• **EXERCISE REQUIREMENTS**
Repeat every line of the listing below exactly, minus the pictures.
========================
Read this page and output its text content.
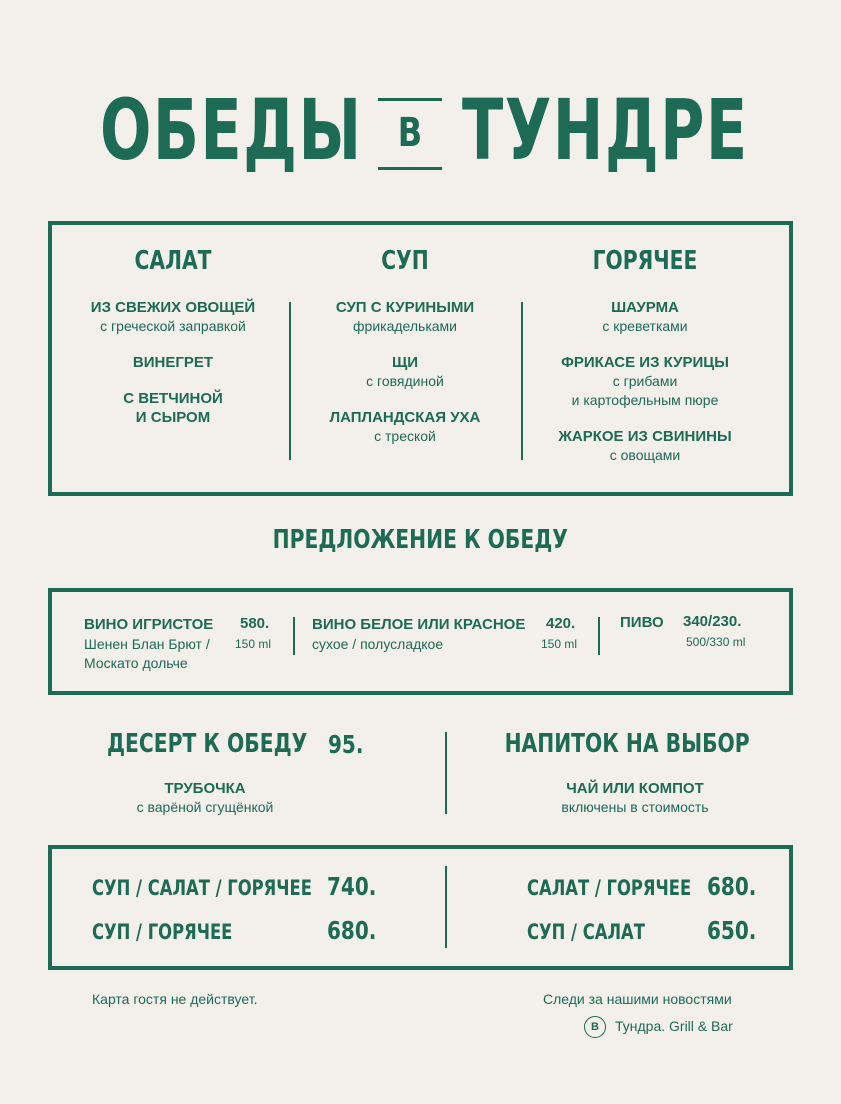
ОБЕДЫ В ТУНДРЕ
САЛАТ
ИЗ СВЕЖИХ ОВОЩЕЙ
с греческой заправкой
ВИНЕГРЕТ
С ВЕТЧИНОЙ
И СЫРОМ
СУП
СУП С КУРИНЫМИ
фрикадельками
ЩИ
с говядиной
ЛАПЛАНДСКАЯ УХА
с треской
ГОРЯЧЕЕ
ШАУРМА
с креветками
ФРИКАСЕ ИЗ КУРИЦЫ
с грибами
и картофельным пюре
ЖАРКОЕ ИЗ СВИНИНЫ
с овощами
ПРЕДЛОЖЕНИЕ К ОБЕДУ
ВИНО ИГРИСТОЕ
Шенен Блан Брют /
Москато дольче
580.
150 ml
ВИНО БЕЛОЕ ИЛИ КРАСНОЕ
сухое / полусладкое
420.
150 ml
ПИВО 340/230.
500/330 ml
ДЕСЕРТ К ОБЕДУ 95.
ТРУБОЧКА
с варёной сгущёнкой
НАПИТОК НА ВЫБОР
ЧАЙ ИЛИ КОМПОТ
включены в стоимость
СУП / САЛАТ / ГОРЯЧЕЕ 740.
СУП / ГОРЯЧЕЕ	680.
САЛАТ / ГОРЯЧЕЕ 680.
СУП / САЛАТ 650.
Карта гостя не действует.	Следи за нашими новостями
В	Тундра. Grill & Bar
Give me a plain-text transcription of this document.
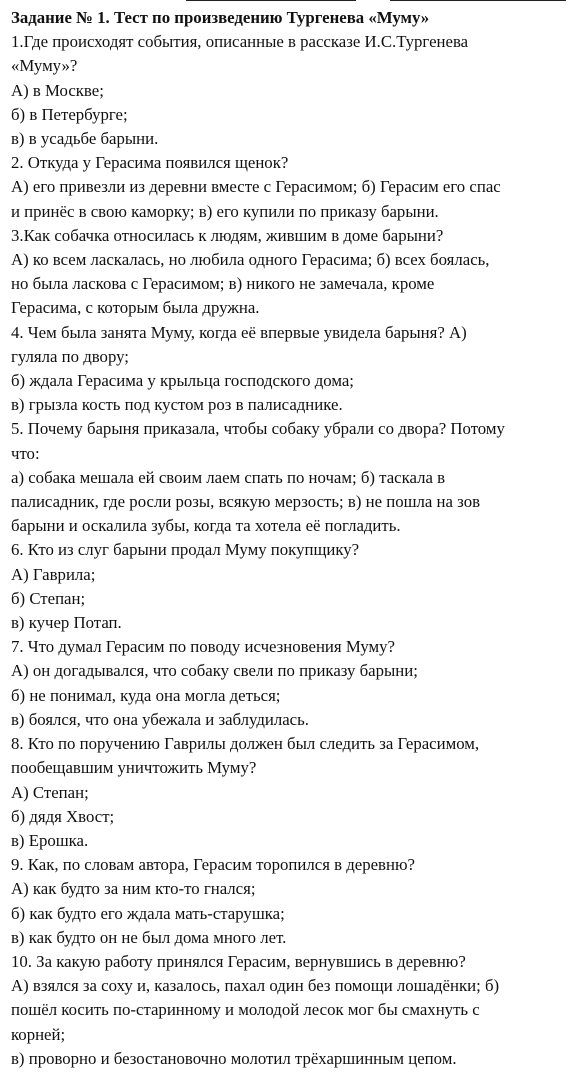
Задание № 1. Тест по произведению Тургенева «Муму»

1.Где происходят события, описанные в рассказе И.С.Тургенева

«Муму»?

А) в Москве;

б) в Петербурге;

в) в усадьбе барыни.

2. Откуда у Герасима появился щенок?

А) его привезли из деревни вместе с Герасимом; б) Герасим его спас

и принёс в свою каморку; в) его купили по приказу барыни.

3.Как собачка относилась к людям, жившим в доме барыни?

А) ко всем ласкалась, но любила одного Герасима; б) всех боялась,

но была ласкова с Герасимом; в) никого не замечала, кроме

Герасима, с которым была дружна.

4. Чем была занята Муму, когда её впервые увидела барыня? А)

гуляла по двору;

б) ждала Герасима у крыльца господского дома;

в) грызла кость под кустом роз в палисаднике.

5. Почему барыня приказала, чтобы собаку убрали со двора? Потому

что:

а) собака мешала ей своим лаем спать по ночам; б) таскала в

палисадник, где росли розы, всякую мерзость; в) не пошла на зов

барыни и оскалила зубы, когда та хотела её погладить.

6. Кто из слуг барыни продал Муму покупщику?

А) Гаврила;

б) Степан;

в) кучер Потап.

7. Что думал Герасим по поводу исчезновения Муму?

А) он догадывался, что собаку свели по приказу барыни;

б) не понимал, куда она могла деться;

в) боялся, что она убежала и заблудилась.

8. Кто по поручению Гаврилы должен был следить за Герасимом,

пообещавшим уничтожить Муму?

А) Степан;

б) дядя Хвост;

в) Ерошка.

9. Как, по словам автора, Герасим торопился в деревню?

А) как будто за ним кто-то гнался;

б) как будто его ждала мать-старушка;

в) как будто он не был дома много лет.

10. За какую работу принялся Герасим, вернувшись в деревню?

А) взялся за соху и, казалось, пахал один без помощи лошадёнки; б)

пошёл косить по-старинному и молодой лесок мог бы смахнуть с

корней;

в) проворно и безостановочно молотил трёхаршинным цепом.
========================
• **THE COMPLETED TASK**
Read this page and output its text content.
ОБЕДЫ В ТУНДРЕ
САЛАТ
ИЗ СВЕЖИХ ОВОЩЕЙ
с греческой заправкой
ВИНЕГРЕТ
С ВЕТЧИНОЙ
И СЫРОМ
СУП
СУП С КУРИНЫМИ
фрикадельками
ЩИ
с говядиной
ЛАПЛАНДСКАЯ УХА
с треской
ГОРЯЧЕЕ
ШАУРМА
с креветками
ФРИКАСЕ ИЗ КУРИЦЫ
с грибами
и картофельным пюре
ЖАРКОЕ ИЗ СВИНИНЫ
с овощами
ПРЕДЛОЖЕНИЕ К ОБЕДУ
ВИНО ИГРИСТОЕ
Шенен Блан Брют /
Москато дольче
580.
150 ml
ВИНО БЕЛОЕ ИЛИ КРАСНОЕ
сухое / полусладкое
420.
150 ml
ПИВО 340/230.
500/330 ml
ДЕСЕРТ К ОБЕДУ 95.
ТРУБОЧКА
с варёной сгущёнкой
НАПИТОК НА ВЫБОР
ЧАЙ ИЛИ КОМПОТ
включены в стоимость
СУП / САЛАТ / ГОРЯЧЕЕ 740.
СУП / ГОРЯЧЕЕ	680.
САЛАТ / ГОРЯЧЕЕ 680.
СУП / САЛАТ 650.
Карта гостя не действует.	Следи за нашими новостями
В	Тундра. Grill & Bar
Give me a plain-text transcription of this document.
Задание № 1. Тест по произведению Тургенева «Муму»

1.Где происходят события, описанные в рассказе И.С.Тургенева

«Муму»?

А) в Москве;

б) в Петербурге;

в) в усадьбе барыни.

2. Откуда у Герасима появился щенок?

А) его привезли из деревни вместе с Герасимом; б) Герасим его спас

и принёс в свою каморку; в) его купили по приказу барыни.

3.Как собачка относилась к людям, жившим в доме барыни?

А) ко всем ласкалась, но любила одного Герасима; б) всех боялась,

но была ласкова с Герасимом; в) никого не замечала, кроме

Герасима, с которым была дружна.

4. Чем была занята Муму, когда её впервые увидела барыня? А)

гуляла по двору;

б) ждала Герасима у крыльца господского дома;

в) грызла кость под кустом роз в палисаднике.

5. Почему барыня приказала, чтобы собаку убрали со двора? Потому

что:

а) собака мешала ей своим лаем спать по ночам; б) таскала в

палисадник, где росли розы, всякую мерзость; в) не пошла на зов

барыни и оскалила зубы, когда та хотела её погладить.

6. Кто из слуг барыни продал Муму покупщику?

А) Гаврила;

б) Степан;

в) кучер Потап.

7. Что думал Герасим по поводу исчезновения Муму?

А) он догадывался, что собаку свели по приказу барыни;

б) не понимал, куда она могла деться;

в) боялся, что она убежала и заблудилась.

8. Кто по поручению Гаврилы должен был следить за Герасимом,

пообещавшим уничтожить Муму?

А) Степан;

б) дядя Хвост;

в) Ерошка.

9. Как, по словам автора, Герасим торопился в деревню?

А) как будто за ним кто-то гнался;

б) как будто его ждала мать-старушка;

в) как будто он не был дома много лет.

10. За какую работу принялся Герасим, вернувшись в деревню?

А) взялся за соху и, казалось, пахал один без помощи лошадёнки; б)

пошёл косить по-старинному и молодой лесок мог бы смахнуть с

корней;

в) проворно и безостановочно молотил трёхаршинным цепом.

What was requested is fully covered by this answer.